WORK INSTRUCTIONS ->
Where a line in the listing below contains the word "пути", copy that line.

DATA ->

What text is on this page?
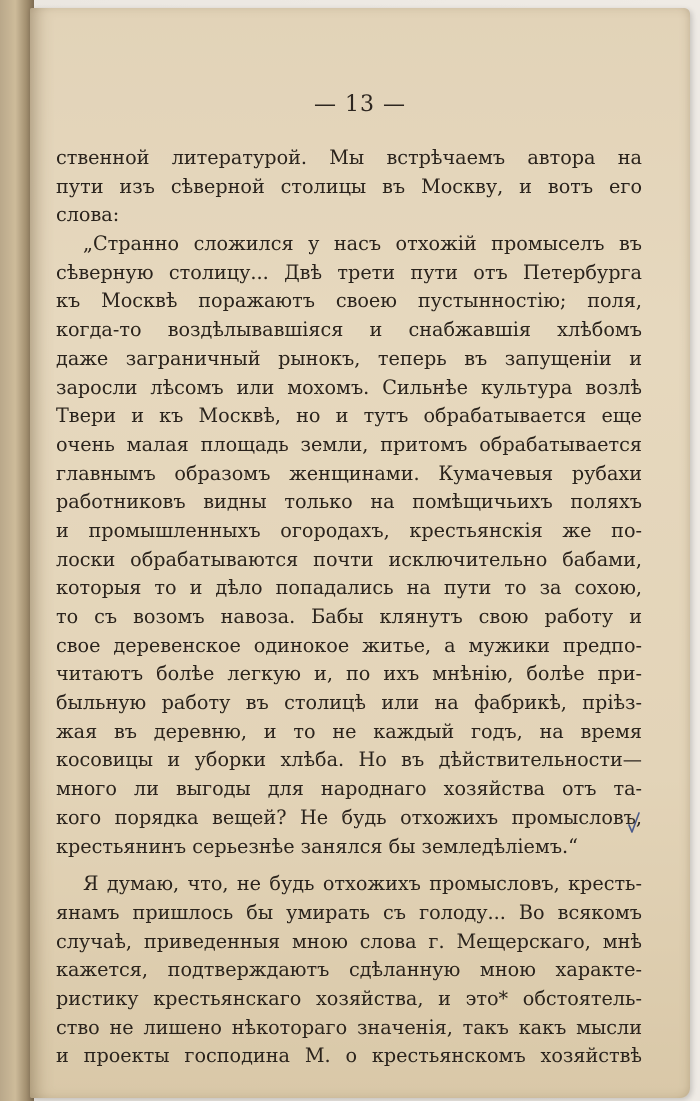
— 13 —
ственной литературой. Мы встрѣчаемъ автора на
пути изъ сѣверной столицы въ Москву, и вотъ его
слова:
„Странно сложился у насъ отхожій промыселъ въ
сѣверную столицу... Двѣ трети пути отъ Петербурга
къ Москвѣ поражаютъ своею пустынностію; поля,
когда-то воздѣлывавшіяся и снабжавшія хлѣбомъ
даже заграничный рынокъ, теперь въ запущеніи и
заросли лѣсомъ или мохомъ. Сильнѣе культура возлѣ
Твери и къ Москвѣ, но и тутъ обрабатывается еще
очень малая площадь земли, притомъ обрабатывается
главнымъ образомъ женщинами. Кумачевыя рубахи
работниковъ видны только на помѣщичьихъ поляхъ
и промышленныхъ огородахъ, крестьянскія же по-
лоски обрабатываются почти исключительно бабами,
которыя то и дѣло попадались на пути то за сохою,
то съ возомъ навоза. Бабы клянутъ свою работу и
свое деревенское одинокое житье, а мужики предпо-
читаютъ болѣе легкую и, по ихъ мнѣнію, болѣе при-
быльную работу въ столицѣ или на фабрикѣ, пріѣз-
жая въ деревню, и то не каждый годъ, на время
косовицы и уборки хлѣба. Но въ дѣйствительности—
много ли выгоды для народнаго хозяйства отъ та-
кого порядка вещей? Не будь отхожихъ промысловъ,
крестьянинъ серьезнѣе занялся бы земледѣліемъ.“
Я думаю, что, не будь отхожихъ промысловъ, кресть-
янамъ пришлось бы умирать съ голоду... Во всякомъ
случаѣ, приведенныя мною слова г. Мещерскаго, мнѣ
кажется, подтверждаютъ сдѣланную мною характе-
ристику крестьянскаго хозяйства, и это* обстоятель-
ство не лишено нѣкотораго значенія, такъ какъ мысли
и проекты господина М. о крестьянскомъ хозяйствѣ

SOLUTION FOR THIS PROBLEM ->
пути изъ сѣверной столицы въ Москву, и вотъ его
сѣверную столицу... Двѣ трети пути отъ Петербурга
которыя то и дѣло попадались на пути то за сохою,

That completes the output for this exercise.